WHAT IS BEING ASKED -
From the listing below, extract every line in which the word "image" appears.
-.-.-
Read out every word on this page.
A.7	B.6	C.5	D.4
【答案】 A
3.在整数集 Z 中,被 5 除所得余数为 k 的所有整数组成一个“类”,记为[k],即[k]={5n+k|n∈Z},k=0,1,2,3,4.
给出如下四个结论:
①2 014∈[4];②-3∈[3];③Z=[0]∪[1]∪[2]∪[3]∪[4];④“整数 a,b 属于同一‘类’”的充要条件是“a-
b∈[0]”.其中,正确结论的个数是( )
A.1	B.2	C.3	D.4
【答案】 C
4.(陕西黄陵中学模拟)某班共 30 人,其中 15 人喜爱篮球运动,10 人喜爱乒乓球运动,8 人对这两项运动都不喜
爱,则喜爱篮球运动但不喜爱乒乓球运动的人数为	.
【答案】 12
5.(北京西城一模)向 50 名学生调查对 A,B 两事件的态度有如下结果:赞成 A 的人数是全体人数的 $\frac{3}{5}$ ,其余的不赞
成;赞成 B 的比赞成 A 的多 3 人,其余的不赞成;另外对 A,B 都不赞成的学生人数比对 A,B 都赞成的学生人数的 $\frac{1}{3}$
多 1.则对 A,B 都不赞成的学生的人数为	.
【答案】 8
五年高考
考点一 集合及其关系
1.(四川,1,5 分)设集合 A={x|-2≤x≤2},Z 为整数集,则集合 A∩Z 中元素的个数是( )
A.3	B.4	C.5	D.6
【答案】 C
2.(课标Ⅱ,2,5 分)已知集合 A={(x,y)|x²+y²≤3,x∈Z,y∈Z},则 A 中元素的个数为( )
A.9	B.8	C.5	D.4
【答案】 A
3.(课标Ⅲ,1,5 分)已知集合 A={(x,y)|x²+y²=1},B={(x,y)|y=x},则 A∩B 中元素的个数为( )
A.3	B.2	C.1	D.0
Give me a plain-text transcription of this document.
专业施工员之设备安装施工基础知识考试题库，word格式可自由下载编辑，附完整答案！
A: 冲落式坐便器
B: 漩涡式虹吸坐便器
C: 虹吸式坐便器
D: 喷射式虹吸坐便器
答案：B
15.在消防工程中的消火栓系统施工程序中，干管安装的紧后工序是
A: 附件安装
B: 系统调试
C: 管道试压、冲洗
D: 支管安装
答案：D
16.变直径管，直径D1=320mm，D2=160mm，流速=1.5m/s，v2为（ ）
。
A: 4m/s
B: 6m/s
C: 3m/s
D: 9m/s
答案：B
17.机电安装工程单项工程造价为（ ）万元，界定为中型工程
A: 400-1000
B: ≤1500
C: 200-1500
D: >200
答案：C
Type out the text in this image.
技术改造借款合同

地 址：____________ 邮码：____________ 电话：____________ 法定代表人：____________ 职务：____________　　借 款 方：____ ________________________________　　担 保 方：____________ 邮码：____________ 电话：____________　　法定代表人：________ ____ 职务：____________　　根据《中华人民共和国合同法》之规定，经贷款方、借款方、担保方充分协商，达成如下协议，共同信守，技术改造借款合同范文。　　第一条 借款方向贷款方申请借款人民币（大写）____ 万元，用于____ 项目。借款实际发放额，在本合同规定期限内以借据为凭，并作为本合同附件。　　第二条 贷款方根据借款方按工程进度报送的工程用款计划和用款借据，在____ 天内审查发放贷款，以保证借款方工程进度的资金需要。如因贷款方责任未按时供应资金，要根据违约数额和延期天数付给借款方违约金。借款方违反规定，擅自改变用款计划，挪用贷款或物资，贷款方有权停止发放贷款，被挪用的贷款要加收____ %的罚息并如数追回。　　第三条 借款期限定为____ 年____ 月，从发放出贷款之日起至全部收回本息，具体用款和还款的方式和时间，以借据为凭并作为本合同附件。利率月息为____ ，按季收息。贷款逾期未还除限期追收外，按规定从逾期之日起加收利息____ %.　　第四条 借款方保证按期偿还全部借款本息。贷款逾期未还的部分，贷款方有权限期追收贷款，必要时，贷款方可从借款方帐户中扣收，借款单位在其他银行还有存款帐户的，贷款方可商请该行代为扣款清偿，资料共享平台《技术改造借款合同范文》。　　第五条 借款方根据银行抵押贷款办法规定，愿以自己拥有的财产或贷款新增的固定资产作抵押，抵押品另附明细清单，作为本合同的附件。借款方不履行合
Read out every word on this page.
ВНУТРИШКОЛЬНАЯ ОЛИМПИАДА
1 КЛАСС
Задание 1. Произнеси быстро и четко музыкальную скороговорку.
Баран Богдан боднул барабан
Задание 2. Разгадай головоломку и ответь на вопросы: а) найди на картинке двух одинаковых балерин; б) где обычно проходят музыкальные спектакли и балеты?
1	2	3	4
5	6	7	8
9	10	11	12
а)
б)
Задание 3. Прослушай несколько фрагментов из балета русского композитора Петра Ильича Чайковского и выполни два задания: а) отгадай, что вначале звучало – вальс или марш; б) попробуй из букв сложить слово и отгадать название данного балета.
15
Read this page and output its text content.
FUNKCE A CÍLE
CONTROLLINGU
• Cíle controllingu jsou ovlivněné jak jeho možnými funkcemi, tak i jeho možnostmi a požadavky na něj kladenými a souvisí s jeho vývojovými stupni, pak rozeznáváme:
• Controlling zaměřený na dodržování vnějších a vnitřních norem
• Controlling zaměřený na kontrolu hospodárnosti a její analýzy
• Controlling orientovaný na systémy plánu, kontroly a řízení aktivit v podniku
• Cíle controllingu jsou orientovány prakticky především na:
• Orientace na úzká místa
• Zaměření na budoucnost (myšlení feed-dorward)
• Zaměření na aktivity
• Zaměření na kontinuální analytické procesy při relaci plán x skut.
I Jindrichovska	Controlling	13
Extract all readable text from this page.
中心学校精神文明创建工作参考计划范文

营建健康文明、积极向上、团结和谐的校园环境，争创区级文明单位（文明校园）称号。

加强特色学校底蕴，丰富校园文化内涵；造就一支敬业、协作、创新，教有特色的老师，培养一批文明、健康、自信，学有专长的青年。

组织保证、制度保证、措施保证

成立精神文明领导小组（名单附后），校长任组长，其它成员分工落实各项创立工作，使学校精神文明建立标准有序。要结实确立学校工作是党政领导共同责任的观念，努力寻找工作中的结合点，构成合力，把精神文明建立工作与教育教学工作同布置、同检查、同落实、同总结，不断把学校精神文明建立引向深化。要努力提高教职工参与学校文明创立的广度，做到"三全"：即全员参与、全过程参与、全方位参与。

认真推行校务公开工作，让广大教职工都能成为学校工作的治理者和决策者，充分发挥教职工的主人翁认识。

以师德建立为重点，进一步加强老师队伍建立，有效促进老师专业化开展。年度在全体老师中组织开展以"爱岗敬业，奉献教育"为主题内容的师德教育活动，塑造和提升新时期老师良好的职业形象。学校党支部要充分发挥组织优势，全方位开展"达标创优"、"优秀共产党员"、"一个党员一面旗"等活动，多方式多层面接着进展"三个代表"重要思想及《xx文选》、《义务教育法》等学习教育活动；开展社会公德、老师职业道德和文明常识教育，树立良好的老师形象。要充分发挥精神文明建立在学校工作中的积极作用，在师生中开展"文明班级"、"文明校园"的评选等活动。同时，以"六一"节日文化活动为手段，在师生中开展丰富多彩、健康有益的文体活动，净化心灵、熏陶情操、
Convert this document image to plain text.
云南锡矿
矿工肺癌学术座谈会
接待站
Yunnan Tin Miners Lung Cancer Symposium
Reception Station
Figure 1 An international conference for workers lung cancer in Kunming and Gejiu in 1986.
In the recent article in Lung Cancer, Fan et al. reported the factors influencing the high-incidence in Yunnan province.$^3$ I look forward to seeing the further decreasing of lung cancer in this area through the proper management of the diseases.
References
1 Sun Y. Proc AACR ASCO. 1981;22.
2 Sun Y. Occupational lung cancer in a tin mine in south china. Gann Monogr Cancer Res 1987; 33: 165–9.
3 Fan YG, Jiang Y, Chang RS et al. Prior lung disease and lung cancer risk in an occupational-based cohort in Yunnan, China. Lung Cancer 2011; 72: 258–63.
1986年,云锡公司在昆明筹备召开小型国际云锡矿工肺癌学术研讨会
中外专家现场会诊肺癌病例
-.-.-
RESULT OF THIS TASK -
Type out the text in this image.
Convert this document image to plain text.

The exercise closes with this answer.